▶ SÉRIE DE CONSIGNES
- a) Recopiez fidèlement le passage du texte sur la clause de mobilité géographique compris entre "Les limites à" et "3 février 2010)", ces deux bornes incluses.
- b) D'après le texte sur la clause de mobilité géographique, quel délai de prévenance l'employeur ne respectait-il pas dans l'affaire jugée le 4 mars 2020 ?
- c) Prolongez le texte sur la clause de mobilité géographique à partir de sa dernière phrase.

▶ EXTRAIT DU TEXTE
● ● ●

La clause de mobilité géographique
Cette clause qui doit être expressément acceptée par le salarié, permet à l’employeur d’obtenir de ce salarié qu’il accepte par avance une modification de son lieu de travail, au-delà d’un même secteur géographique.
Les limites à la clause de mobilité géographique
On sait que la jurisprudence a déjà fixé trois limites à l’application de cette clause :
- Cette clause est inopérante entre sociétés d’un même groupe voire au sein d’une UES (Cass soc. 23 septembre 2009 – 16 février 2012- 13 mars 2013)
- Si l’affectation occasionnelle d’un salarié en dehors du secteur géographique où il travaille habituellement ou des limites prévues par une clause contractuelle de mobilité géographique peut ne pas constituer une modification de son contrat de travail, il n’en est ainsi que lorsque cette affectation est motivée par l’intérêt de l’entreprise, qu’elle est justifiée par des circonstances exceptionnelles, et que le salarié est informé préalablement dans un délai raisonnable du caractère temporaire de l’affectation et de sa durée prévisible (Cass soc. 3 février 2010)
- Enfin, elle doit définir de façon précise sa zone géographique d’application et ne peut conférer à l’employeur le pouvoir d’en étendre unilatéralement la portée (Cass soc. 5 avril 2018, 2 octobre 2019)
Validité de la clause de mobilité géographique
La validité de cette clause est soumise à des conditions précises :
- Elle doit être claire et précise
- Elle ne doit pas entraîner la modification d’autres éléments du contrat de travail (Cass soc. 3 mai 2006 : incidence sur la rémunération, Cass soc. 14 octobre 2008 : incidence sur la durée du travail)
- La mobilité ne doit pas être mise en œuvre de manière précipitée (Cass soc. 16 février 1987 : demande de rejoindre la nouvelle affectation dans les 24 heures, Cass soc.21 juin 2006 : délai de 10 jours pour un salarié de Marcq en Baroeul rejoindre sa nouvelle affectation de Tours, distante de 468 kms). Le licenciement d’un salarié ayant refusé une mutation en application d’une clause de mobilité, alors que l’employeur ne respectait pas le délai de prévenance d’un mois, est dépourvu de cause réelle et sérieuse (Cass soc. 4 mars 2020)
- La clause ne doit porter une atteinte excessive à la vie personnelle et familiale du salarié (Cass soc. 14 octobre 2008– Cass soc. 13 janvier 2009., dans une espèce ou une veuve qui élevait seule deux jeunes enfants avait été mutée, cette mutation entraînant une modification de l’horaire de travail). Même en présence d’une clause de mobilité, le juge doit rechercher si la décision de l’employeur de muter une salariée de La Rochelle à Niort ne portait pas une atteinte au droit de l’intéressée à une vie personnelle et familiale, laquelle faisait valoir que ses déplacements devaient être limités à 20 kilomètres conformément aux préconisations du médecin du travail et qu’elle ne pouvait déménager, son époux étant entrepreneur à La Rochelle, et si une telle atteinte pouvait être justifiée par la tâche à accomplir et était proportionnée au but recherché (Cass soc. 17 octobre 2012)

● ● ●

(Entrées d'annotation spatiale)
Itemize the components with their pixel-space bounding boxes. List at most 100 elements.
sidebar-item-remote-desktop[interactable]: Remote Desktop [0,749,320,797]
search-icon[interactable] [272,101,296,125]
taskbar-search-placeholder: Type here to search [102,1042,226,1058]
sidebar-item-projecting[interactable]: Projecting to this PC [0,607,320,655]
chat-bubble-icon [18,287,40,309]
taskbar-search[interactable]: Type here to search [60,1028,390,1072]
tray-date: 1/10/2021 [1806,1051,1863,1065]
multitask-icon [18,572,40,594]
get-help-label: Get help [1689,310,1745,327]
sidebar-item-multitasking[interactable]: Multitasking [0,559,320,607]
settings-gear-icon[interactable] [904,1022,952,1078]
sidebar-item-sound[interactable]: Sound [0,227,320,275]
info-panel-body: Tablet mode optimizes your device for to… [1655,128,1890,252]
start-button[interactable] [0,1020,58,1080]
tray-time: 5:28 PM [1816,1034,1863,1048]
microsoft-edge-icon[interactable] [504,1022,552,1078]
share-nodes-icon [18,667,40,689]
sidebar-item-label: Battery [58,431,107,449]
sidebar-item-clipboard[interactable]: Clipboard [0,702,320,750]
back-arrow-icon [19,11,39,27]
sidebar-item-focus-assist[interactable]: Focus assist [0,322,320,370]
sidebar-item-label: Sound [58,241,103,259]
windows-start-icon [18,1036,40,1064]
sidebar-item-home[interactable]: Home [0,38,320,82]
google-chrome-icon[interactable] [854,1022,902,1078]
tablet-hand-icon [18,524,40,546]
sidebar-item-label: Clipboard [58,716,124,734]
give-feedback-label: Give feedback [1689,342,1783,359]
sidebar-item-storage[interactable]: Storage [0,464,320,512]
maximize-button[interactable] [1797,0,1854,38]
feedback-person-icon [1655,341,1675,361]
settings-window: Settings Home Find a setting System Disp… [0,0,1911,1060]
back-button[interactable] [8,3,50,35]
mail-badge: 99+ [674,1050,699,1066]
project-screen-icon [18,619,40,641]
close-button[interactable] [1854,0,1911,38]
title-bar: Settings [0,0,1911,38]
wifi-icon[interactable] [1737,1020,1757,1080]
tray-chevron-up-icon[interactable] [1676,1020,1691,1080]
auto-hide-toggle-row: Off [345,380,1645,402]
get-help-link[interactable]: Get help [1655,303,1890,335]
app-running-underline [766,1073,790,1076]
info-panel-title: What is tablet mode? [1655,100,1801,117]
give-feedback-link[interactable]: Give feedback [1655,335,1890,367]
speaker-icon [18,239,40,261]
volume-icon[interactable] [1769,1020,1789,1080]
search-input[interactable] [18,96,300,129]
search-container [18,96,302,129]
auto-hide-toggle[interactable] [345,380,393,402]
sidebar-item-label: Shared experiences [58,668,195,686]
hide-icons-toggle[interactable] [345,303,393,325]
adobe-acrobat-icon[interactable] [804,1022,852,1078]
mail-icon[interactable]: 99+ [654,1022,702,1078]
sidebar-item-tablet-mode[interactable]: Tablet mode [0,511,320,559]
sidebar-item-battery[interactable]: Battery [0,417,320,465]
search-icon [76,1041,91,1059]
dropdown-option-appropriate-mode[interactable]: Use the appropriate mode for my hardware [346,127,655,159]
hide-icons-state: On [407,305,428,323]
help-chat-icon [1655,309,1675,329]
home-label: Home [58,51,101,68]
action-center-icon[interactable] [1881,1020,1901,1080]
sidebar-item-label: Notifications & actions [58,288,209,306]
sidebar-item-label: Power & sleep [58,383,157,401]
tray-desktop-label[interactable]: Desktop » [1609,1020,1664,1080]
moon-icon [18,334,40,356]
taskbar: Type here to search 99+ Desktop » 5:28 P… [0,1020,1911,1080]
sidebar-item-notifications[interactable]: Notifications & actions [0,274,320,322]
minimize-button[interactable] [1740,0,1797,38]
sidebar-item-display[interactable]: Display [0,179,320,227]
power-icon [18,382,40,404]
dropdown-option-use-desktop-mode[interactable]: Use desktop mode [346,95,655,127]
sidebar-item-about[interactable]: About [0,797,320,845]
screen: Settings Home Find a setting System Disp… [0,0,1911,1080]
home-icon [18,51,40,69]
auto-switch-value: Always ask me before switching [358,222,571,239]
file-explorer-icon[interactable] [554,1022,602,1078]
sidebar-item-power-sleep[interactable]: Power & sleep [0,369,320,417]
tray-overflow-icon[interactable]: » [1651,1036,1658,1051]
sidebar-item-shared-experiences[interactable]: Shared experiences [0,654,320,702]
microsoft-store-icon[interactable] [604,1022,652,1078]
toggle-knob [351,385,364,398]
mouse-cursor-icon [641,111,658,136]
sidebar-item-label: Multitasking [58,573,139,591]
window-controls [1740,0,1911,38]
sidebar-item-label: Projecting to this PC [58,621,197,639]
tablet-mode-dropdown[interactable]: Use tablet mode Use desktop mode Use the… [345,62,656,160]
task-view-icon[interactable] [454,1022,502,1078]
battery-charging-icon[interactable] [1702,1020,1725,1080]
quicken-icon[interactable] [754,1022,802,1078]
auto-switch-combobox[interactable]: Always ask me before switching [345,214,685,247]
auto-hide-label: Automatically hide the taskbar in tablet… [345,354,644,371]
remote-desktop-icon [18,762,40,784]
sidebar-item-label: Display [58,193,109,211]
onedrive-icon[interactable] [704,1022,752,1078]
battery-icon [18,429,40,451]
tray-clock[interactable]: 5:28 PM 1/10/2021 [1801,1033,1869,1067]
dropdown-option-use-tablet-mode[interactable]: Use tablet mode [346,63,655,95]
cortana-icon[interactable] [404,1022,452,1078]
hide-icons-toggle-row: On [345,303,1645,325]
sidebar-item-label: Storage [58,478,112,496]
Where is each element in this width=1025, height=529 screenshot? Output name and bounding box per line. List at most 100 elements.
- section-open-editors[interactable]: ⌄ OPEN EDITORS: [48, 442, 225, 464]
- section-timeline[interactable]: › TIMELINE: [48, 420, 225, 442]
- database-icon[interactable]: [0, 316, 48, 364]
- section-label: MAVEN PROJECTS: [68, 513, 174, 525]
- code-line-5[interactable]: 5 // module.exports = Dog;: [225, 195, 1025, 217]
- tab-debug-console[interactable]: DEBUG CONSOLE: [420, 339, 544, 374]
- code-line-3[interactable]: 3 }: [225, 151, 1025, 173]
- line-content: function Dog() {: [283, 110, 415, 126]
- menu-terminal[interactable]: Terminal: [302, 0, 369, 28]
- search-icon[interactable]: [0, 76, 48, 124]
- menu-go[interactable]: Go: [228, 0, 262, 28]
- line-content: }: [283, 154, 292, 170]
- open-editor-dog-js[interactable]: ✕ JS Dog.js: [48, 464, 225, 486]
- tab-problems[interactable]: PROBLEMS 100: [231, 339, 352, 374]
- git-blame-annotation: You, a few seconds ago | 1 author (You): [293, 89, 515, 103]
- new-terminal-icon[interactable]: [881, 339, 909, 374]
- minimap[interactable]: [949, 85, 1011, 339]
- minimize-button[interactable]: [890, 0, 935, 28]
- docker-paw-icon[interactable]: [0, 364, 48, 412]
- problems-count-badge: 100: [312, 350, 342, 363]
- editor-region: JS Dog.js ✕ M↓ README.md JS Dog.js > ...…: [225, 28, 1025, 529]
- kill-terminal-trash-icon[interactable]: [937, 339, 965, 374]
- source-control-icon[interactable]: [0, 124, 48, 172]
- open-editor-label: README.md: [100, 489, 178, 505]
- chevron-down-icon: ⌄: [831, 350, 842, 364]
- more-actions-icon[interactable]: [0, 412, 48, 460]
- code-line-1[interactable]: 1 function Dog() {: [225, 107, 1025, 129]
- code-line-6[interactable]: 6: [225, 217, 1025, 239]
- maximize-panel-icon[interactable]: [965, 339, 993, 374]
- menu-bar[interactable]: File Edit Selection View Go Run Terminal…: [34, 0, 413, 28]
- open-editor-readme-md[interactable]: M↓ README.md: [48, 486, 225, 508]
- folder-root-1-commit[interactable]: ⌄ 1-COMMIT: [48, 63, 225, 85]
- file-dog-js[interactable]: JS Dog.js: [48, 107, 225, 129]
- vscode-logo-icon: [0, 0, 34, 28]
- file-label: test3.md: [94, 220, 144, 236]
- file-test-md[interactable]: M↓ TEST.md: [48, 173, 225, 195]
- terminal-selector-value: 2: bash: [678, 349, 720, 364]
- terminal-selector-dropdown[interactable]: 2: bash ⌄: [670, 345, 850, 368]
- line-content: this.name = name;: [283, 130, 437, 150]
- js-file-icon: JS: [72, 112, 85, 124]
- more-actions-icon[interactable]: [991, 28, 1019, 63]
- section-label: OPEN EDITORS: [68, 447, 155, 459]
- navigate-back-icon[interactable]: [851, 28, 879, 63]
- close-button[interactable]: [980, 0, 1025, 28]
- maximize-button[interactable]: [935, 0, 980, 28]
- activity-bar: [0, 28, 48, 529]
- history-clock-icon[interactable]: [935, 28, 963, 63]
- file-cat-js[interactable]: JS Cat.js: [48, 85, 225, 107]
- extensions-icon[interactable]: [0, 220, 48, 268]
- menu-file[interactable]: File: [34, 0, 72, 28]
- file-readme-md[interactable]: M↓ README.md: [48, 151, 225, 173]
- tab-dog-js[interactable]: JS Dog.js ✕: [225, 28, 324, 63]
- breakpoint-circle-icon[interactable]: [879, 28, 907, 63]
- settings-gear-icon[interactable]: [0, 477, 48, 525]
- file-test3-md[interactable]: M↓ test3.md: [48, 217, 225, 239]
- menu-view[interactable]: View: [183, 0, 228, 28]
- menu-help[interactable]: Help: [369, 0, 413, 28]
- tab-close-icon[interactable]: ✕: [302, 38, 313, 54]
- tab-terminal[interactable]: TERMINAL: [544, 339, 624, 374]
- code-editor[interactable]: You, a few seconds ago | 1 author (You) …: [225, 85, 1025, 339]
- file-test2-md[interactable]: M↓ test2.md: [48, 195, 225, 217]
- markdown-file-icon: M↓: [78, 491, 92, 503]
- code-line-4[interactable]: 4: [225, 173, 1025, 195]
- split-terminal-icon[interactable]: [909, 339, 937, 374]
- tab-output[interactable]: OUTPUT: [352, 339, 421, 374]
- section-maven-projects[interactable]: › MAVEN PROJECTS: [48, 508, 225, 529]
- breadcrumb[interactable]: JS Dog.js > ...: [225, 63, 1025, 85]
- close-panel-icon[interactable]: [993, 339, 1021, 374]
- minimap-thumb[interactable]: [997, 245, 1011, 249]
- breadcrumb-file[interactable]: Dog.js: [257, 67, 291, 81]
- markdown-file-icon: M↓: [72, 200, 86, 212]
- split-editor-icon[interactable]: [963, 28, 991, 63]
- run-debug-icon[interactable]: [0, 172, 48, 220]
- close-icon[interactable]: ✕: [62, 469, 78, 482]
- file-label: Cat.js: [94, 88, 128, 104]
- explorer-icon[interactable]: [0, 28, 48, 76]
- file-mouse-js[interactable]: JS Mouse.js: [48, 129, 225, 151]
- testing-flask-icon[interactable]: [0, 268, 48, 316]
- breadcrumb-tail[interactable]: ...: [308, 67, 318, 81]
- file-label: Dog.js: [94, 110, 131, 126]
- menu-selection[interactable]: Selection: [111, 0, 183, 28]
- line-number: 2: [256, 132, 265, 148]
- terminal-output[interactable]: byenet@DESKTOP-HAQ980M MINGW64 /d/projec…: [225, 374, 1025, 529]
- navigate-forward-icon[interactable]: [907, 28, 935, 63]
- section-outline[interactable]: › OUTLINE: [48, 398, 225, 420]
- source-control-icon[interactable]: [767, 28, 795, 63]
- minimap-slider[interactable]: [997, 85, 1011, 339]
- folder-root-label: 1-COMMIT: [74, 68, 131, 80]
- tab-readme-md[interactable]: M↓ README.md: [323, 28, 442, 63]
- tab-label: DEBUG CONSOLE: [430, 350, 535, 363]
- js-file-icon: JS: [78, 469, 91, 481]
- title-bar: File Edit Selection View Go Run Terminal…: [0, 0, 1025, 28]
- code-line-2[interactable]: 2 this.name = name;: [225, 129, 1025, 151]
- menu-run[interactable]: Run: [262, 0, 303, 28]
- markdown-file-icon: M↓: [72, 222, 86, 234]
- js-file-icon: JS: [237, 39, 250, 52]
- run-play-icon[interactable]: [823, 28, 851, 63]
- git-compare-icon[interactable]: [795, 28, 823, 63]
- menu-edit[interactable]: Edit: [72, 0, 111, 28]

● ● ●

▶ RÉPONSES AUX CONSIGNES
- a)
Les limites à la clause de mobilité géographique
On sait que la jurisprudence a déjà fixé trois limites à l’application de cette clause :
- Cette clause est inopérante entre sociétés d’un même groupe voire au sein d’une UES (Cass soc. 23 septembre 2009 – 16 février 2012- 13 mars 2013)
- Si l’affectation occasionnelle d’un salarié en dehors du secteur géographique où il travaille habituellement ou des limites prévues par une clause contractuelle de mobilité géographique peut ne pas constituer une modification de son contrat de travail, il n’en est ainsi que lorsque cette affectation est motivée par l’intérêt de l’entreprise, qu’elle est justifiée par des circonstances exceptionnelles, et que le salarié est informé préalablement dans un délai raisonnable du caractère temporaire de l’affectation et de sa durée prévisible (Cass soc. 3 février 2010)

- b) Un délai de prévenance d'un mois.

- c)
- La bonne foi contractuelle étant présumée, les juges n’ont pas à rechercher si la décision de l’employeur de faire jouer une clause de mobilité stipulée dans le contrat de travail est conforme à l’intérêt de l’entreprise (V. Cass soc. 9 mai 1990). Il incombe au salarié de démontrer que cette décision a en réalité été prise pour des raisons étrangères à cet intérêt, ou bien qu’elle a été mise en œuvre dans des conditions exclusives de la bonne foi contractuelle (Cass soc. 23 février 2005)
Clause de mobilité géographique et refus du salarié
Le refus par le salarié, dont le contrat comporte une clause de mobilité, de la modification de son lieu de travail constitue un manquement de ses obligations contractuelles, mais ne caractérise pas à lui seul une faute grave (Cass soc. 5 mai 2010).
Pour tous les salariés protégés, la clause de mutation géographique ne saurait faire échec aux dispositions d’ordre public, instituant pour ces derniers une protection exceptionnelle et dérogatoire du droit commun. Il en résulte donc, qu’en dépit de la clause prévue entre les parties, un employeur ne saurait imposer au salarié une modification même mineure. En d’autres termes, si le salarié refuse une modification, l’employeur n’aurait d’autre choix que d’envisager un licenciement après autorisation administrative (Cass soc. 28 mars 1989).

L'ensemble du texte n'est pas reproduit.